# [Assignment A]
Answer each question using the text below on financial-distress suicides in India, one answer per line, marked (i), (ii), (iii):
(i) How many people died on account of firearms in India last year, according to the analysis of NCRB data?
(ii) Which state was second in the list for bankruptcy-related deaths in 2013, and with how many cases?
(iii) Which large city reported the highest number of suicides due to bankruptcy, and how many?
# [Assignment B]
Output the passage of the text below on financial-distress suicides in India from "The number of suicides due" to "was Maharashtra (619).", copied word for word.

# [Text shown]
╭──

The chances of a person being shot to death in India are less than half the chances of him/her committing suicide due to financial distress.

According to an analysis of data from the National Crime Records Bureau (NCRB), last year, 1,203 people died on account of firearms in India, translating into three such deaths a day. In the case of suicides on account of bankruptcy and changes in economic status, the number stood at 2,678, or seven a day.

The number of suicides due to bankruptcy rose 13.6 per cent compared to 2012, when 2,357 such cases were reported. The share of such suicides to overall suicides, however, remained constant — two out of every 100 suicides were on account of financial distress, the same as in the previous year.

The number of suicides rose from 120,488 to 134,799.

Two states accounted for about 60 per cent of bankruptcy-related deaths in 2013. The highest number of such cases was reported in Andhra Pradesh (1,044). This is primarily said to be due to the fact that the region has been in a state of flux on account of political turmoil over the creation of the new state of Seemandhra. Second in the list was Maharashtra (619).

Large cities accounted for 388 of the suicides due to bankruptcy. At 39, Mumbai accounted for the highest number of such cases. Next on the list were Vijayawada (33) and Hyderabad (29).

Dr Harish Shetty, social psychiatrist at L H Hiranandani Hospital, said financial distress had emerged as a major cause of such incidents on account of a breakdown in support structures, as families shrunk. “The first peak of such suicides was during the Harshad Mehta scam. People could not deal with their losses in the share market. We saw it again during the time of Ketan Parekh and then with the rise of globalisation. In recent times, inflation has been high; jobs have been unstable and EMIs (equated monthly instalments or loan payments) have been difficult to deal with for many people,” he said.

╰──

# [Given entries]

╭──

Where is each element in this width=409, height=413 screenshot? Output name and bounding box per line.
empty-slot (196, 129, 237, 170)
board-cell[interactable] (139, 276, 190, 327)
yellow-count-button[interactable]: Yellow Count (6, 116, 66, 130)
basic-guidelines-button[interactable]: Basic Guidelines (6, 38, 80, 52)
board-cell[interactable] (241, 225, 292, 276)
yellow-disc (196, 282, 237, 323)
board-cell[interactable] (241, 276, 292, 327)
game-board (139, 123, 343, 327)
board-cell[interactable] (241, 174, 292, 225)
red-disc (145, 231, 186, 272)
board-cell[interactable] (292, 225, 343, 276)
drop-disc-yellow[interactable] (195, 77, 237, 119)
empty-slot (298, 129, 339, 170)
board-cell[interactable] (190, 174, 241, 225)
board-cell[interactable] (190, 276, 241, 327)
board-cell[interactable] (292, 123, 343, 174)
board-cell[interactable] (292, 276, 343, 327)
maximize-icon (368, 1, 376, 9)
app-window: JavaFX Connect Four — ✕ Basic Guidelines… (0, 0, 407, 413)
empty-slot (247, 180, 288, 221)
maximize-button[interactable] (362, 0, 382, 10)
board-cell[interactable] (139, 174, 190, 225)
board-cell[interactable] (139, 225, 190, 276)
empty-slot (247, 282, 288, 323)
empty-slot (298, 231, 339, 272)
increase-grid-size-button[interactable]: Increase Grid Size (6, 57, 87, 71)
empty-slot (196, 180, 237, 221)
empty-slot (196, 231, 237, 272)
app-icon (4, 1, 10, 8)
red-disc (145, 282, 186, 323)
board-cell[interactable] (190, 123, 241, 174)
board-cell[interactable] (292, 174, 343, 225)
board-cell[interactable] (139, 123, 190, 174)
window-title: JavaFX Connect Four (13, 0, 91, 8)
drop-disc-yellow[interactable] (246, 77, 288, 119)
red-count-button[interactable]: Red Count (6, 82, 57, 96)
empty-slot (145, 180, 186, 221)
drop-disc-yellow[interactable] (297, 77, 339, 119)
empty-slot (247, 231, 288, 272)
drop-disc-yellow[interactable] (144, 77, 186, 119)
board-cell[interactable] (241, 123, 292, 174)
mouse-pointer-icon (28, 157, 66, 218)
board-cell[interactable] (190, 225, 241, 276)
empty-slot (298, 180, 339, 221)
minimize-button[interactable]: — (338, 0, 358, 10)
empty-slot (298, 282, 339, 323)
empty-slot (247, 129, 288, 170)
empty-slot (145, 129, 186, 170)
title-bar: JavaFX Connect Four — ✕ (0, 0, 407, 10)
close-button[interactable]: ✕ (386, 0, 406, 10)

╰──

# [Result A]
(i) 1,203
(ii) Maharashtra, with 619
(iii) Mumbai, with 39

# [Result B]
The number of suicides due to bankruptcy rose 13.6 per cent compared to 2012, when 2,357 such cases were reported. The share of such suicides to overall suicides, however, remained constant — two out of every 100 suicides were on account of financial distress, the same as in the previous year.

The number of suicides rose from 120,488 to 134,799.

Two states accounted for about 60 per cent of bankruptcy-related deaths in 2013. The highest number of such cases was reported in Andhra Pradesh (1,044). This is primarily said to be due to the fact that the region has been in a state of flux on account of political turmoil over the creation of the new state of Seemandhra. Second in the list was Maharashtra (619).